▸ **The problem**
Gather up every line that includes the string "หมายถ".
## START Input for this task
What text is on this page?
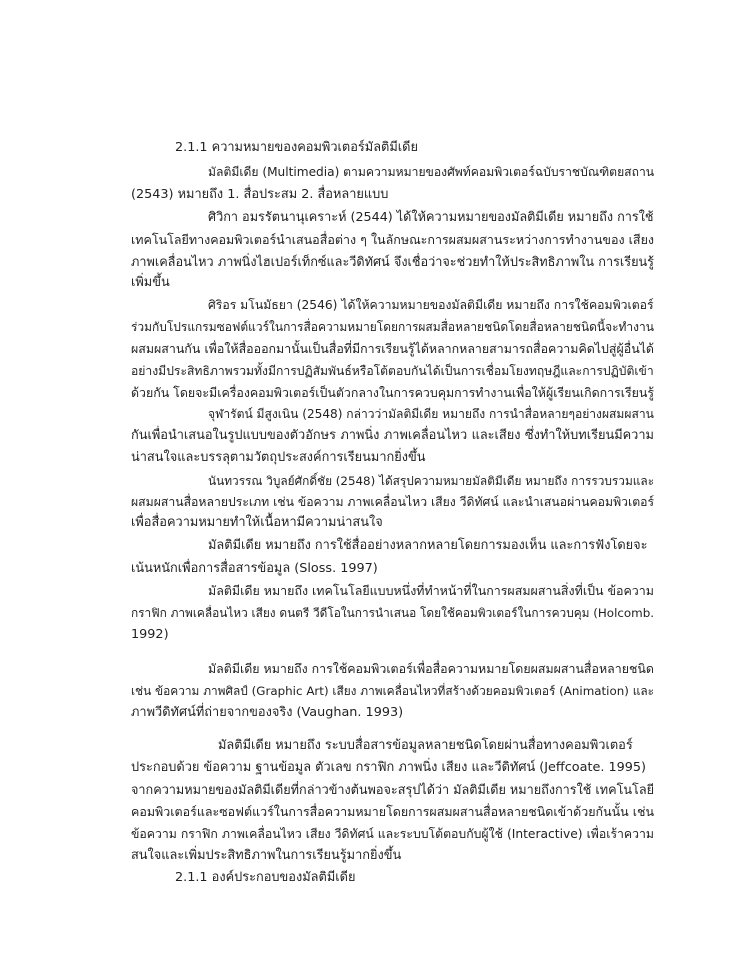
2.1.1 ความหมายของคอมพิวเตอร์มัลติมีเดีย
มัลติมีเดีย (Multimedia) ตามความหมายของศัพท์คอมพิวเตอร์ฉบับราชบัณฑิตยสถาน
(2543) หมายถึง 1. สื่อประสม 2. สื่อหลายแบบ
ศิวิกา อมรรัตนานุเคราะห์ (2544) ได้ให้ความหมายของมัลติมีเดีย หมายถึง การใช้
เทคโนโลยีทางคอมพิวเตอร์นำเสนอสื่อต่าง ๆ ในลักษณะการผสมผสานระหว่างการทำงานของ เสียง
ภาพเคลื่อนไหว ภาพนิ่งไฮเปอร์เท็กซ์และวีดิทัศน์ จึงเชื่อว่าจะช่วยทำให้ประสิทธิภาพใน การเรียนรู้
เพิ่มขึ้น
ศิริอร มโนมัธยา (2546) ได้ให้ความหมายของมัลติมีเดีย หมายถึง การใช้คอมพิวเตอร์
ร่วมกับโปรแกรมซอฟต์แวร์ในการสื่อความหมายโดยการผสมสื่อหลายชนิดโดยสื่อหลายชนิดนี้จะทำงาน
ผสมผสานกัน เพื่อให้สื่อออกมานั้นเป็นสื่อที่มีการเรียนรู้ได้หลากหลายสามารถสื่อความคิดไปสู่ผู้อื่นได้
อย่างมีประสิทธิภาพรวมทั้งมีการปฏิสัมพันธ์หรือโต้ตอบกันได้เป็นการเชื่อมโยงทฤษฎีและการปฏิบัติเข้า
ด้วยกัน โดยจะมีเครื่องคอมพิวเตอร์เป็นตัวกลางในการควบคุมการทำงานเพื่อให้ผู้เรียนเกิดการเรียนรู้
จุฬารัตน์ มีสูงเนิน (2548) กล่าวว่ามัลติมีเดีย หมายถึง การนำสื่อหลายๆอย่างผสมผสาน
กันเพื่อนำเสนอในรูปแบบของตัวอักษร ภาพนิ่ง ภาพเคลื่อนไหว และเสียง ซึ่งทำให้บทเรียนมีความ
น่าสนใจและบรรลุตามวัตถุประสงค์การเรียนมากยิ่งขึ้น
นันทวรรณ วิบูลย์ศักดิ์ชัย (2548) ได้สรุปความหมายมัลติมีเดีย หมายถึง การรวบรวมและ
ผสมผสานสื่อหลายประเภท เช่น ข้อความ ภาพเคลื่อนไหว เสียง วีดิทัศน์ และนำเสนอผ่านคอมพิวเตอร์
เพื่อสื่อความหมายทำให้เนื้อหามีความน่าสนใจ
มัลติมีเดีย หมายถึง การใช้สื่ออย่างหลากหลายโดยการมองเห็น และการฟังโดยจะ
เน้นหนักเพื่อการสื่อสารข้อมูล (Sloss. 1997)
มัลติมีเดีย หมายถึง เทคโนโลยีแบบหนึ่งที่ทำหน้าที่ในการผสมผสานสิ่งที่เป็น ข้อความ
กราฟิก ภาพเคลื่อนไหว เสียง ดนตรี วีดีโอในการนำเสนอ โดยใช้คอมพิวเตอร์ในการควบคุม (Holcomb.
1992)
มัลติมีเดีย หมายถึง การใช้คอมพิวเตอร์เพื่อสื่อความหมายโดยผสมผสานสื่อหลายชนิด
เช่น ข้อความ ภาพศิลป์ (Graphic Art) เสียง ภาพเคลื่อนไหวที่สร้างด้วยคอมพิวเตอร์ (Animation) และ
ภาพวีดิทัศน์ที่ถ่ายจากของจริง (Vaughan. 1993)
มัลติมีเดีย หมายถึง ระบบสื่อสารข้อมูลหลายชนิดโดยผ่านสื่อทางคอมพิวเตอร์
ประกอบด้วย ข้อความ ฐานข้อมูล ตัวเลข กราฟิก ภาพนิ่ง เสียง และวีดิทัศน์ (Jeffcoate. 1995)
จากความหมายของมัลติมีเดียที่กล่าวข้างต้นพอจะสรุปได้ว่า มัลติมีเดีย หมายถึงการใช้ เทคโนโลยี
คอมพิวเตอร์และซอฟต์แวร์ในการสื่อความหมายโดยการผสมผสานสื่อหลายชนิดเข้าด้วยกันนั้น เช่น
ข้อความ กราฟิก ภาพเคลื่อนไหว เสียง วีดิทัศน์ และระบบโต้ตอบกับผู้ใช้ (Interactive) เพื่อเร้าความ
สนใจและเพิ่มประสิทธิภาพในการเรียนรู้มากยิ่งขึ้น
2.1.1 องค์ประกอบของมัลติมีเดีย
## END Input for this task
▸ **The response**
(2543) หมายถึง 1. สื่อประสม 2. สื่อหลายแบบ
ศิวิกา อมรรัตนานุเคราะห์ (2544) ได้ให้ความหมายของมัลติมีเดีย หมายถึง การใช้
ศิริอร มโนมัธยา (2546) ได้ให้ความหมายของมัลติมีเดีย หมายถึง การใช้คอมพิวเตอร์
จุฬารัตน์ มีสูงเนิน (2548) กล่าวว่ามัลติมีเดีย หมายถึง การนำสื่อหลายๆอย่างผสมผสาน
นันทวรรณ วิบูลย์ศักดิ์ชัย (2548) ได้สรุปความหมายมัลติมีเดีย หมายถึง การรวบรวมและ
มัลติมีเดีย หมายถึง การใช้สื่ออย่างหลากหลายโดยการมองเห็น และการฟังโดยจะ
มัลติมีเดีย หมายถึง เทคโนโลยีแบบหนึ่งที่ทำหน้าที่ในการผสมผสานสิ่งที่เป็น ข้อความ
มัลติมีเดีย หมายถึง การใช้คอมพิวเตอร์เพื่อสื่อความหมายโดยผสมผสานสื่อหลายชนิด
มัลติมีเดีย หมายถึง ระบบสื่อสารข้อมูลหลายชนิดโดยผ่านสื่อทางคอมพิวเตอร์
จากความหมายของมัลติมีเดียที่กล่าวข้างต้นพอจะสรุปได้ว่า มัลติมีเดีย หมายถึงการใช้ เทคโนโลยี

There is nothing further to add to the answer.